[Annotated element entries]
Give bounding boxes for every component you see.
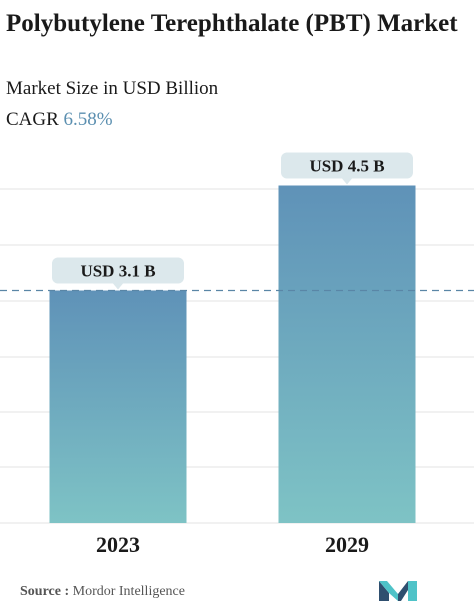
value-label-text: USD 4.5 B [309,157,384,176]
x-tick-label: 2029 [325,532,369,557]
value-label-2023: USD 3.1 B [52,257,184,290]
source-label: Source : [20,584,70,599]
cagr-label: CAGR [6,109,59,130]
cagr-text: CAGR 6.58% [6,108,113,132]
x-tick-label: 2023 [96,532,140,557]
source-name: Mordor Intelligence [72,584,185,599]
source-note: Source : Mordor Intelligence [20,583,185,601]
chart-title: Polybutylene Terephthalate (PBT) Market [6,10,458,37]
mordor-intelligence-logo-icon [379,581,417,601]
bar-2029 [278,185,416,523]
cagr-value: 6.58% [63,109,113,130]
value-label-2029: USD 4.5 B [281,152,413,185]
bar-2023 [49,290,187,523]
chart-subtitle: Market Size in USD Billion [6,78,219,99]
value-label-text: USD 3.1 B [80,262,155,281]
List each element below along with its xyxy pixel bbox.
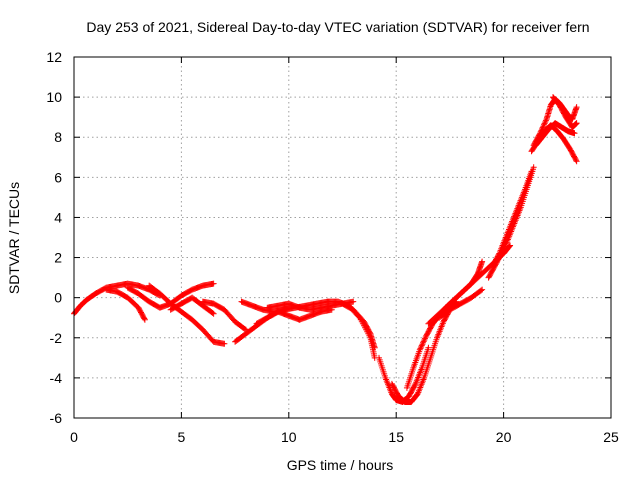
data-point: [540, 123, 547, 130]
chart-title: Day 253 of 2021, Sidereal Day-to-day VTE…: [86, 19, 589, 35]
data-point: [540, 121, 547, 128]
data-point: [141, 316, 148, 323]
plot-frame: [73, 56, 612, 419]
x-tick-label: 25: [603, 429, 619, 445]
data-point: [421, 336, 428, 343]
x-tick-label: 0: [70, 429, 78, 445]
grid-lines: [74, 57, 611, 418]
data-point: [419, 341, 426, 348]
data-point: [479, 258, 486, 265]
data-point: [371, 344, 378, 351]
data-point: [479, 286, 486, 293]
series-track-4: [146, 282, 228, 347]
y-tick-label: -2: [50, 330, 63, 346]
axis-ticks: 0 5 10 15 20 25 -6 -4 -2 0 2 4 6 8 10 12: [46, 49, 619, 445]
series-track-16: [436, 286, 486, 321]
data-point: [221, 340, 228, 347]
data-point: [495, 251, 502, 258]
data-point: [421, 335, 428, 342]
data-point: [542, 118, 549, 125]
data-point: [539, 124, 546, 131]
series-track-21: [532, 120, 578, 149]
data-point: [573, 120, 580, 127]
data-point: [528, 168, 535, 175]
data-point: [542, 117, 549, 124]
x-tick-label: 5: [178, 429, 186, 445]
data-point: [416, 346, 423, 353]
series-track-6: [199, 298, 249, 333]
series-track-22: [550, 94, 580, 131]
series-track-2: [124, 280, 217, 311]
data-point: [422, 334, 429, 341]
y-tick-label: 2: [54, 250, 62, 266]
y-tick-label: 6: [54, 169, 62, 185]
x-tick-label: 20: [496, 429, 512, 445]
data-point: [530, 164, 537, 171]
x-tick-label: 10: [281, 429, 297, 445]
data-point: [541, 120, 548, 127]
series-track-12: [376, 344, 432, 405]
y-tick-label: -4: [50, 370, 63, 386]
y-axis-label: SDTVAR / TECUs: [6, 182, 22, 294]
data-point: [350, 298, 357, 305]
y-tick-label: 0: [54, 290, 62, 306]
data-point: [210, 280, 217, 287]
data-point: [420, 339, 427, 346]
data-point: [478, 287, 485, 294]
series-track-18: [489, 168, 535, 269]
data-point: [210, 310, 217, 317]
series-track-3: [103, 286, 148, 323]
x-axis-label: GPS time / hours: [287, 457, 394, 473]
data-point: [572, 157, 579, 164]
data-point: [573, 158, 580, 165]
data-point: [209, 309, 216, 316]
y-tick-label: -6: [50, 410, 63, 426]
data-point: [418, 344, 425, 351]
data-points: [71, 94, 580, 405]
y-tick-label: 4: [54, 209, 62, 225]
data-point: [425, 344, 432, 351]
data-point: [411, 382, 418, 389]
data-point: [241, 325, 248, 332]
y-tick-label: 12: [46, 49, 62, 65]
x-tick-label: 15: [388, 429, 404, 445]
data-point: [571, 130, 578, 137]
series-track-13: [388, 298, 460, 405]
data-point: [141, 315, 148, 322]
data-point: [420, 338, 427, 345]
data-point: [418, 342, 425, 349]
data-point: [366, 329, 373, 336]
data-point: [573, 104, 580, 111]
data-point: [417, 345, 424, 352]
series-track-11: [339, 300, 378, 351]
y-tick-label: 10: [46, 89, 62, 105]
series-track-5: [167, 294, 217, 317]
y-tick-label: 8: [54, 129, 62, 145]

__WHAT YOU ARE ASKED TO DO__:
Extract the lines of the records verbatim, starting at the first line and ending with the line that contains "List each element", with both ends included. Leave the pictures out of your answer.

__THE COMPLETED TASK__:
Give bounding boxes for every component you see.
value-label-text: USD 4.5 B [309,157,384,176]
x-tick-label: 2029 [325,532,369,557]
value-label-2023: USD 3.1 B [52,257,184,290]
source-label: Source : [20,584,70,599]
cagr-label: CAGR [6,109,59,130]
cagr-text: CAGR 6.58% [6,108,113,132]
x-tick-label: 2023 [96,532,140,557]
source-name: Mordor Intelligence [72,584,185,599]
source-note: Source : Mordor Intelligence [20,583,185,601]
chart-title: Polybutylene Terephthalate (PBT) Market [6,10,458,37]
mordor-intelligence-logo-icon [379,581,417,601]
bar-2029 [278,185,416,523]
cagr-value: 6.58% [63,109,113,130]
value-label-2029: USD 4.5 B [281,152,413,185]
bar-2023 [49,290,187,523]
chart-subtitle: Market Size in USD Billion [6,78,219,99]
value-label-text: USD 3.1 B [80,262,155,281]
List each element below along with its xyxy pixel bbox.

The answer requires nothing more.